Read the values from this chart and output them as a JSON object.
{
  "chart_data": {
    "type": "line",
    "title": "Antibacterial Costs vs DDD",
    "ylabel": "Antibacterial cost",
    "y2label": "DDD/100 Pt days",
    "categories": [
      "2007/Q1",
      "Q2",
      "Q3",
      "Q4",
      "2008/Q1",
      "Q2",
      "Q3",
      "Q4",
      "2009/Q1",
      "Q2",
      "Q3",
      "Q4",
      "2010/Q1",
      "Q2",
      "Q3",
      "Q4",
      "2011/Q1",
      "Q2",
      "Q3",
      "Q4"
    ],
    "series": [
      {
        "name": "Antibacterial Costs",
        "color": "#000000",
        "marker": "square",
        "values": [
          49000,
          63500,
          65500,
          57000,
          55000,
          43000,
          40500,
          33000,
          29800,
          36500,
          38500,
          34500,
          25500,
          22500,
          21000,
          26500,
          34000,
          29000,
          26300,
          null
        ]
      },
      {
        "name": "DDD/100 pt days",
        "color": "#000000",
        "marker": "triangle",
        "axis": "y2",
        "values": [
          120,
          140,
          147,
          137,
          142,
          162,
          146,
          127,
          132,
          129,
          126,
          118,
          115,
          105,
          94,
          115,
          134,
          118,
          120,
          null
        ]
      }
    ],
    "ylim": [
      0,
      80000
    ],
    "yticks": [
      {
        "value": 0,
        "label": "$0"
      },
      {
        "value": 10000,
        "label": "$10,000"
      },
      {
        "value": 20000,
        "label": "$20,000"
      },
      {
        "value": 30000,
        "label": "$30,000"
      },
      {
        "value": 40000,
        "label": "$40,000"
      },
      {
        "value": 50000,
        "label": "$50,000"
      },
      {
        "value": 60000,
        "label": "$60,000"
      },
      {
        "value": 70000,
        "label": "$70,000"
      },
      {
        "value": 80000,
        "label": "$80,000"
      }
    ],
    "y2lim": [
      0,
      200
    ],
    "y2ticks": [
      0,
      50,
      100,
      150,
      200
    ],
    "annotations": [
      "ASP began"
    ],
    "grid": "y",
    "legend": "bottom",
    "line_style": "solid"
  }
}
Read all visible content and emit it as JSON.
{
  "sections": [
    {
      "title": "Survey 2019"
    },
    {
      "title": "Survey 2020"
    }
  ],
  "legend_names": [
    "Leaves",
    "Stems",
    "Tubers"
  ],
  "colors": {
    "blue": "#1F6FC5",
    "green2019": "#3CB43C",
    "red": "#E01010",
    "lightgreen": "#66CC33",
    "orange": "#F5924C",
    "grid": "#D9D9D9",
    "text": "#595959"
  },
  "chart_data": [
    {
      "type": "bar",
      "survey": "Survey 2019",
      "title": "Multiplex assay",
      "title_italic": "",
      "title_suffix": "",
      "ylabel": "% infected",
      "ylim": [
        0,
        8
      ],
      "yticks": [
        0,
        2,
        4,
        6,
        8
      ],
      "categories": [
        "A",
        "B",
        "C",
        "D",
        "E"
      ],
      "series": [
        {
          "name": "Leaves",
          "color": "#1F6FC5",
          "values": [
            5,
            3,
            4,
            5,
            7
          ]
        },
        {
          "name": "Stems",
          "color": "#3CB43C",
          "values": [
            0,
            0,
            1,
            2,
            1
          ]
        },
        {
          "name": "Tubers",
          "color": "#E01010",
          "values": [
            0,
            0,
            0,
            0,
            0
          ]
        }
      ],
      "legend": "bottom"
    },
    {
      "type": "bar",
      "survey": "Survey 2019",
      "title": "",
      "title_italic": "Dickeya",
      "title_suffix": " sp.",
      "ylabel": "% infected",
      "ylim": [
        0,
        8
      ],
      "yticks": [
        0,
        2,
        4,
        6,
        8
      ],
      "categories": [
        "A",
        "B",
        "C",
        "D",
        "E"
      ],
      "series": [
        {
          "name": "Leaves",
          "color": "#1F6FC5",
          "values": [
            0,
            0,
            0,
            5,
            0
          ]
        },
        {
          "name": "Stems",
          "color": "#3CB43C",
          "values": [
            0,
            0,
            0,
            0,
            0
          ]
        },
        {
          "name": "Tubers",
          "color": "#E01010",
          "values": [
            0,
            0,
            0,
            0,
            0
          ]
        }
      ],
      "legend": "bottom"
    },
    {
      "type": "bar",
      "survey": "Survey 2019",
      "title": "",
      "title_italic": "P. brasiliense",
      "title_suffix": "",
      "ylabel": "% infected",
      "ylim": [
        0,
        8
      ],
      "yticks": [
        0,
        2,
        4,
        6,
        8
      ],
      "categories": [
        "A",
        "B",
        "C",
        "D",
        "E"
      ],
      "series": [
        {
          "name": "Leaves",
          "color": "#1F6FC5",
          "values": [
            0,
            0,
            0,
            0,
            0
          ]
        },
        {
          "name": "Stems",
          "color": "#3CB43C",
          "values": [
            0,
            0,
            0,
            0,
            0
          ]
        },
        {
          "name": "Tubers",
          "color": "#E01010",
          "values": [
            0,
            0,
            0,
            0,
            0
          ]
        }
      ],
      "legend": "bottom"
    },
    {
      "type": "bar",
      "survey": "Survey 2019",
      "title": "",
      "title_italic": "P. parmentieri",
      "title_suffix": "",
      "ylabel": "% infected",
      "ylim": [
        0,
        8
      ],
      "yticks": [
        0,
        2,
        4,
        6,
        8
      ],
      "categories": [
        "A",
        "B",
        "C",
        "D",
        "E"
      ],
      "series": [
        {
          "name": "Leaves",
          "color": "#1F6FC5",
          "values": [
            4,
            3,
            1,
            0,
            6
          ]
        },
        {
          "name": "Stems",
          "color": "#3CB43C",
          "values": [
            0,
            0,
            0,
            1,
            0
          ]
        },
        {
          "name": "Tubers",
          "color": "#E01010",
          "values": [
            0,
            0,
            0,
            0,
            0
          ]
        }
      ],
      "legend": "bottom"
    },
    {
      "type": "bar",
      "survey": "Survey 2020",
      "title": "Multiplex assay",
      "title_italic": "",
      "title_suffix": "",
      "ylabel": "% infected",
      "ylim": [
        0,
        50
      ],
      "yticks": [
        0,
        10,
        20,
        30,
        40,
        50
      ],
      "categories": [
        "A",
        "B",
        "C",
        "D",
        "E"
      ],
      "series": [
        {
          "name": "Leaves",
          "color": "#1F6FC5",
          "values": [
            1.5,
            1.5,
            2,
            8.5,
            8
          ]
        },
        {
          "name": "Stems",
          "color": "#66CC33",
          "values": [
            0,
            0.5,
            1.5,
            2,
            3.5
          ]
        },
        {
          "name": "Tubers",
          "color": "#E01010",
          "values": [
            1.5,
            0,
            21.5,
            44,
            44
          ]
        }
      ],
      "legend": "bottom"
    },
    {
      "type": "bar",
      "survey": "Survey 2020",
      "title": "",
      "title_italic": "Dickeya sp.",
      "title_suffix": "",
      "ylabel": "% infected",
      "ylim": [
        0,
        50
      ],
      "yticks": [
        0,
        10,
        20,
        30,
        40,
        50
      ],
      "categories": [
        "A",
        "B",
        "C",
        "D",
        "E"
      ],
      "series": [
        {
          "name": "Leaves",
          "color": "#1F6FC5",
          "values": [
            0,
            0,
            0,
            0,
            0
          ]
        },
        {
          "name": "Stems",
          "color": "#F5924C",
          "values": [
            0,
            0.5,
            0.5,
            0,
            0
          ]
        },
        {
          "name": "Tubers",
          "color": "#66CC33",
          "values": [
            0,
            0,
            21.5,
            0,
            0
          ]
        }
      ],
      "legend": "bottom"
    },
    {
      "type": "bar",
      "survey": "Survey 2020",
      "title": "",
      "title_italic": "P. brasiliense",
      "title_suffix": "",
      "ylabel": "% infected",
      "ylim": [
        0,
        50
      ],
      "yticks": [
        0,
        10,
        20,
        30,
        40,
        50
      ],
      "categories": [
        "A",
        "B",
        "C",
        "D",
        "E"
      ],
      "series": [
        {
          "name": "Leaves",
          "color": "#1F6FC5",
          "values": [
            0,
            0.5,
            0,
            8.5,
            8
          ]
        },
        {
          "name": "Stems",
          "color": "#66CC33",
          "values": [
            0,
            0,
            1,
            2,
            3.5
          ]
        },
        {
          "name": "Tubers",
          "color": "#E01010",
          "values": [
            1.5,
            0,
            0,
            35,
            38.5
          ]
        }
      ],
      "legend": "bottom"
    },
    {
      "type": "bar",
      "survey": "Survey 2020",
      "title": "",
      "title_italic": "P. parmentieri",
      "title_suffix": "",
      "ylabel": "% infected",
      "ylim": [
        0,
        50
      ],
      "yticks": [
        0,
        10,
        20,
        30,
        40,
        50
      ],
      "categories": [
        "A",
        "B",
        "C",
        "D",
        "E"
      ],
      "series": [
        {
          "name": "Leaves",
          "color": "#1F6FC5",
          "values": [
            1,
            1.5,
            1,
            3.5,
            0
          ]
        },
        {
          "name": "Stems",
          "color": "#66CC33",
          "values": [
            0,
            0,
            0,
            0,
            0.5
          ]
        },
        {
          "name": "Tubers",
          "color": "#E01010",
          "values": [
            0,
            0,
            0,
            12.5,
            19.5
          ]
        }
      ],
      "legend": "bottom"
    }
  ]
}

• Activity: Your answer should consist of all lines in the listing above that contain "Antibacterial".

• Output of the exercise:
    "title": "Antibacterial Costs vs DDD",
    "ylabel": "Antibacterial cost",
        "name": "Antibacterial Costs",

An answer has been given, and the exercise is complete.